> STORED DATA:

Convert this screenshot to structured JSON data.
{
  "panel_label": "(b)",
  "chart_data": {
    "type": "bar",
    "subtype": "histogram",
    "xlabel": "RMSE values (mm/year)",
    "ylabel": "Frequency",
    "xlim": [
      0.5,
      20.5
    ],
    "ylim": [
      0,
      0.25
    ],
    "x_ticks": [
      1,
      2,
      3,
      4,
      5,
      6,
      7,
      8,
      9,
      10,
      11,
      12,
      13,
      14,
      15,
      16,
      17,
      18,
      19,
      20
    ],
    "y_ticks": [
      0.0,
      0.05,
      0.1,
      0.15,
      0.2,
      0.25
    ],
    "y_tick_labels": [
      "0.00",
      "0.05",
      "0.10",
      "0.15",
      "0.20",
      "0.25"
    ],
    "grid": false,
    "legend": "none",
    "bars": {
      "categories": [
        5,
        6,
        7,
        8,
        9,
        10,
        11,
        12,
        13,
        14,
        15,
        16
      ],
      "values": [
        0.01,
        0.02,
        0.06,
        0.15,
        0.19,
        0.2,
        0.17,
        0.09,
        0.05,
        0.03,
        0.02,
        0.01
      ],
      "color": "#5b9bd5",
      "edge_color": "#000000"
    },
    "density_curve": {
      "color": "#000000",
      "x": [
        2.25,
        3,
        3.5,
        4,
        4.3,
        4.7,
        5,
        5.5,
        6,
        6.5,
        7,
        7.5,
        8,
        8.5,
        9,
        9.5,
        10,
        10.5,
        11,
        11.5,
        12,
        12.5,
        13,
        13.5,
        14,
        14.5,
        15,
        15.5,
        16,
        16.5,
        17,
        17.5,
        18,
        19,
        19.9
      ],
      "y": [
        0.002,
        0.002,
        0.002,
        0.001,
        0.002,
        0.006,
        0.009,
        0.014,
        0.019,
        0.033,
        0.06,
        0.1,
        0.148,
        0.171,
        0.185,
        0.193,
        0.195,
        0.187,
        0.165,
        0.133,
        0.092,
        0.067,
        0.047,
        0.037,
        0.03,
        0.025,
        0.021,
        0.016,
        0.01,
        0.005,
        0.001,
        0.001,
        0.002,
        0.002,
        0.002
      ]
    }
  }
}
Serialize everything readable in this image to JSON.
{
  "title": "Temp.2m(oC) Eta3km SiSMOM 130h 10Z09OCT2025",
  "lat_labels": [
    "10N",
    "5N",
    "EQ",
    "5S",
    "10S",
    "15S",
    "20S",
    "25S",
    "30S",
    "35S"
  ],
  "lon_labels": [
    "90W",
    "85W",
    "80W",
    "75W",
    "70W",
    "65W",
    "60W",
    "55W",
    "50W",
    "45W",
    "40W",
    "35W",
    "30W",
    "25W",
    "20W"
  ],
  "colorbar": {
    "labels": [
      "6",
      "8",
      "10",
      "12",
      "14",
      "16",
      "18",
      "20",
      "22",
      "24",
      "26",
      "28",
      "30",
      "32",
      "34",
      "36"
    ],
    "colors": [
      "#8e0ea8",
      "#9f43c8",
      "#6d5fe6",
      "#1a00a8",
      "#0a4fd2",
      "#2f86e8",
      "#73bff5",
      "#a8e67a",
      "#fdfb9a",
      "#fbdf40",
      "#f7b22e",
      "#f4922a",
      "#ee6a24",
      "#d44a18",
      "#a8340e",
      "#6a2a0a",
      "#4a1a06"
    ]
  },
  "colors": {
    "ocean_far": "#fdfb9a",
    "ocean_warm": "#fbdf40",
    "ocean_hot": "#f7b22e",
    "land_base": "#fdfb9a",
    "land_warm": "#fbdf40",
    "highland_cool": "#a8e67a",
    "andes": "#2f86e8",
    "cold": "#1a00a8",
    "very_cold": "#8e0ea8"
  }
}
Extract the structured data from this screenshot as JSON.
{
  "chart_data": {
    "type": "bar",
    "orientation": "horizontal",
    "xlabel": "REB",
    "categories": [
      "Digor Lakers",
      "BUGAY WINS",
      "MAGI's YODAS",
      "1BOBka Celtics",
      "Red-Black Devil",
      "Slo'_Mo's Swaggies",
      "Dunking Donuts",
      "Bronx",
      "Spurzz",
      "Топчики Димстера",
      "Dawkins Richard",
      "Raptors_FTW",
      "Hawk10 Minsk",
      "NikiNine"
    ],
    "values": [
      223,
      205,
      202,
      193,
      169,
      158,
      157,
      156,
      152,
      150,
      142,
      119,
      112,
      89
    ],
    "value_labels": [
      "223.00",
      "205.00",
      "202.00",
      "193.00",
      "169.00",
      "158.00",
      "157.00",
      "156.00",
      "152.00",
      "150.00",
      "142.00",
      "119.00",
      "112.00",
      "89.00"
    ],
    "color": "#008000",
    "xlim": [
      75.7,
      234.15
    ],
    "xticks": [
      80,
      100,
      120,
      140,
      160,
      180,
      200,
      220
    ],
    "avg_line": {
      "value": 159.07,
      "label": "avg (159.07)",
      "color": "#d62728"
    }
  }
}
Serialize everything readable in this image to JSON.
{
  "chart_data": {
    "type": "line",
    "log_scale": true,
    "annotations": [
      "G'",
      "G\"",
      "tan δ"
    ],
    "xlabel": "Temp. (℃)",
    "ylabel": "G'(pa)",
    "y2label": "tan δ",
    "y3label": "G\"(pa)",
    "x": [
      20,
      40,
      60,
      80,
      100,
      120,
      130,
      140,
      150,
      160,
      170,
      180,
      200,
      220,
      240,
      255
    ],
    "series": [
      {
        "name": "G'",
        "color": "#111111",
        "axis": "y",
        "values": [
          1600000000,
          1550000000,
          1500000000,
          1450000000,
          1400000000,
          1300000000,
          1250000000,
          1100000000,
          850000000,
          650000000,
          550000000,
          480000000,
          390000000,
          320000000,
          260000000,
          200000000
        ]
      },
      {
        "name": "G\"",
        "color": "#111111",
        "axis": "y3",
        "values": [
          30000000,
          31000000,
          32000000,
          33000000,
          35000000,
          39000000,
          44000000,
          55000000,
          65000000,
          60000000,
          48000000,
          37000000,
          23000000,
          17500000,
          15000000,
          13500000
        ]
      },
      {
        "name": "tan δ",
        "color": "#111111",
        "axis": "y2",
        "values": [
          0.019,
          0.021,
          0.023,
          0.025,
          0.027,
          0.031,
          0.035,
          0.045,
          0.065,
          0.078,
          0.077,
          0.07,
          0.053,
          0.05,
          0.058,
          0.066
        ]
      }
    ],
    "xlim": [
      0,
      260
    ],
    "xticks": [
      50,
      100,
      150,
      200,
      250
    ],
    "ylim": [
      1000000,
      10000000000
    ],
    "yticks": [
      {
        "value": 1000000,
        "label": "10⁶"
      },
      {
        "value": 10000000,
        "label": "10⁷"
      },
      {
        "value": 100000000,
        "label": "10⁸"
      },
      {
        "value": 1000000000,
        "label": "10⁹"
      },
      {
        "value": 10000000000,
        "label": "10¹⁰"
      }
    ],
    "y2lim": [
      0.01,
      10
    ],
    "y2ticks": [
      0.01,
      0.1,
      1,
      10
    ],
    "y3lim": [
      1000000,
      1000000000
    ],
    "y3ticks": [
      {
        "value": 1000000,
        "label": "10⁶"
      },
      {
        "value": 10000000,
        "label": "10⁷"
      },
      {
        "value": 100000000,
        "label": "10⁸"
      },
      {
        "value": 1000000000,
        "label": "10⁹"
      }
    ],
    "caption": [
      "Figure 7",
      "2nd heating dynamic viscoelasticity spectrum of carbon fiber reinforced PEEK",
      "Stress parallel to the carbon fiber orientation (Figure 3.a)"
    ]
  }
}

> PROBLEM: Each line of the listing above should be output exactly.

> ANSWER:
Convert this screenshot to structured JSON data.
{
  "panel_label": "(b)",
  "chart_data": {
    "type": "bar",
    "subtype": "histogram",
    "xlabel": "RMSE values (mm/year)",
    "ylabel": "Frequency",
    "xlim": [
      0.5,
      20.5
    ],
    "ylim": [
      0,
      0.25
    ],
    "x_ticks": [
      1,
      2,
      3,
      4,
      5,
      6,
      7,
      8,
      9,
      10,
      11,
      12,
      13,
      14,
      15,
      16,
      17,
      18,
      19,
      20
    ],
    "y_ticks": [
      0.0,
      0.05,
      0.1,
      0.15,
      0.2,
      0.25
    ],
    "y_tick_labels": [
      "0.00",
      "0.05",
      "0.10",
      "0.15",
      "0.20",
      "0.25"
    ],
    "grid": false,
    "legend": "none",
    "bars": {
      "categories": [
        5,
        6,
        7,
        8,
        9,
        10,
        11,
        12,
        13,
        14,
        15,
        16
      ],
      "values": [
        0.01,
        0.02,
        0.06,
        0.15,
        0.19,
        0.2,
        0.17,
        0.09,
        0.05,
        0.03,
        0.02,
        0.01
      ],
      "color": "#5b9bd5",
      "edge_color": "#000000"
    },
    "density_curve": {
      "color": "#000000",
      "x": [
        2.25,
        3,
        3.5,
        4,
        4.3,
        4.7,
        5,
        5.5,
        6,
        6.5,
        7,
        7.5,
        8,
        8.5,
        9,
        9.5,
        10,
        10.5,
        11,
        11.5,
        12,
        12.5,
        13,
        13.5,
        14,
        14.5,
        15,
        15.5,
        16,
        16.5,
        17,
        17.5,
        18,
        19,
        19.9
      ],
      "y": [
        0.002,
        0.002,
        0.002,
        0.001,
        0.002,
        0.006,
        0.009,
        0.014,
        0.019,
        0.033,
        0.06,
        0.1,
        0.148,
        0.171,
        0.185,
        0.193,
        0.195,
        0.187,
        0.165,
        0.133,
        0.092,
        0.067,
        0.047,
        0.037,
        0.03,
        0.025,
        0.021,
        0.016,
        0.01,
        0.005,
        0.001,
        0.001,
        0.002,
        0.002,
        0.002
      ]
    }
  }
}
Serialize everything readable in this image to JSON.
{
  "title": "Temp.2m(oC) Eta3km SiSMOM 130h 10Z09OCT2025",
  "lat_labels": [
    "10N",
    "5N",
    "EQ",
    "5S",
    "10S",
    "15S",
    "20S",
    "25S",
    "30S",
    "35S"
  ],
  "lon_labels": [
    "90W",
    "85W",
    "80W",
    "75W",
    "70W",
    "65W",
    "60W",
    "55W",
    "50W",
    "45W",
    "40W",
    "35W",
    "30W",
    "25W",
    "20W"
  ],
  "colorbar": {
    "labels": [
      "6",
      "8",
      "10",
      "12",
      "14",
      "16",
      "18",
      "20",
      "22",
      "24",
      "26",
      "28",
      "30",
      "32",
      "34",
      "36"
    ],
    "colors": [
      "#8e0ea8",
      "#9f43c8",
      "#6d5fe6",
      "#1a00a8",
      "#0a4fd2",
      "#2f86e8",
      "#73bff5",
      "#a8e67a",
      "#fdfb9a",
      "#fbdf40",
      "#f7b22e",
      "#f4922a",
      "#ee6a24",
      "#d44a18",
      "#a8340e",
      "#6a2a0a",
      "#4a1a06"
    ]
  },
  "colors": {
    "ocean_far": "#fdfb9a",
    "ocean_warm": "#fbdf40",
    "ocean_hot": "#f7b22e",
    "land_base": "#fdfb9a",
    "land_warm": "#fbdf40",
    "highland_cool": "#a8e67a",
    "andes": "#2f86e8",
    "cold": "#1a00a8",
    "very_cold": "#8e0ea8"
  }
}
Extract the structured data from this screenshot as JSON.
{
  "chart_data": {
    "type": "bar",
    "orientation": "horizontal",
    "xlabel": "REB",
    "categories": [
      "Digor Lakers",
      "BUGAY WINS",
      "MAGI's YODAS",
      "1BOBka Celtics",
      "Red-Black Devil",
      "Slo'_Mo's Swaggies",
      "Dunking Donuts",
      "Bronx",
      "Spurzz",
      "Топчики Димстера",
      "Dawkins Richard",
      "Raptors_FTW",
      "Hawk10 Minsk",
      "NikiNine"
    ],
    "values": [
      223,
      205,
      202,
      193,
      169,
      158,
      157,
      156,
      152,
      150,
      142,
      119,
      112,
      89
    ],
    "value_labels": [
      "223.00",
      "205.00",
      "202.00",
      "193.00",
      "169.00",
      "158.00",
      "157.00",
      "156.00",
      "152.00",
      "150.00",
      "142.00",
      "119.00",
      "112.00",
      "89.00"
    ],
    "color": "#008000",
    "xlim": [
      75.7,
      234.15
    ],
    "xticks": [
      80,
      100,
      120,
      140,
      160,
      180,
      200,
      220
    ],
    "avg_line": {
      "value": 159.07,
      "label": "avg (159.07)",
      "color": "#d62728"
    }
  }
}
Serialize everything readable in this image to JSON.
{
  "chart_data": {
    "type": "line",
    "log_scale": true,
    "annotations": [
      "G'",
      "G\"",
      "tan δ"
    ],
    "xlabel": "Temp. (℃)",
    "ylabel": "G'(pa)",
    "y2label": "tan δ",
    "y3label": "G\"(pa)",
    "x": [
      20,
      40,
      60,
      80,
      100,
      120,
      130,
      140,
      150,
      160,
      170,
      180,
      200,
      220,
      240,
      255
    ],
    "series": [
      {
        "name": "G'",
        "color": "#111111",
        "axis": "y",
        "values": [
          1600000000,
          1550000000,
          1500000000,
          1450000000,
          1400000000,
          1300000000,
          1250000000,
          1100000000,
          850000000,
          650000000,
          550000000,
          480000000,
          390000000,
          320000000,
          260000000,
          200000000
        ]
      },
      {
        "name": "G\"",
        "color": "#111111",
        "axis": "y3",
        "values": [
          30000000,
          31000000,
          32000000,
          33000000,
          35000000,
          39000000,
          44000000,
          55000000,
          65000000,
          60000000,
          48000000,
          37000000,
          23000000,
          17500000,
          15000000,
          13500000
        ]
      },
      {
        "name": "tan δ",
        "color": "#111111",
        "axis": "y2",
        "values": [
          0.019,
          0.021,
          0.023,
          0.025,
          0.027,
          0.031,
          0.035,
          0.045,
          0.065,
          0.078,
          0.077,
          0.07,
          0.053,
          0.05,
          0.058,
          0.066
        ]
      }
    ],
    "xlim": [
      0,
      260
    ],
    "xticks": [
      50,
      100,
      150,
      200,
      250
    ],
    "ylim": [
      1000000,
      10000000000
    ],
    "yticks": [
      {
        "value": 1000000,
        "label": "10⁶"
      },
      {
        "value": 10000000,
        "label": "10⁷"
      },
      {
        "value": 100000000,
        "label": "10⁸"
      },
      {
        "value": 1000000000,
        "label": "10⁹"
      },
      {
        "value": 10000000000,
        "label": "10¹⁰"
      }
    ],
    "y2lim": [
      0.01,
      10
    ],
    "y2ticks": [
      0.01,
      0.1,
      1,
      10
    ],
    "y3lim": [
      1000000,
      1000000000
    ],
    "y3ticks": [
      {
        "value": 1000000,
        "label": "10⁶"
      },
      {
        "value": 10000000,
        "label": "10⁷"
      },
      {
        "value": 100000000,
        "label": "10⁸"
      },
      {
        "value": 1000000000,
        "label": "10⁹"
      }
    ],
    "caption": [
      "Figure 7",
      "2nd heating dynamic viscoelasticity spectrum of carbon fiber reinforced PEEK",
      "Stress parallel to the carbon fiber orientation (Figure 3.a)"
    ]
  }
}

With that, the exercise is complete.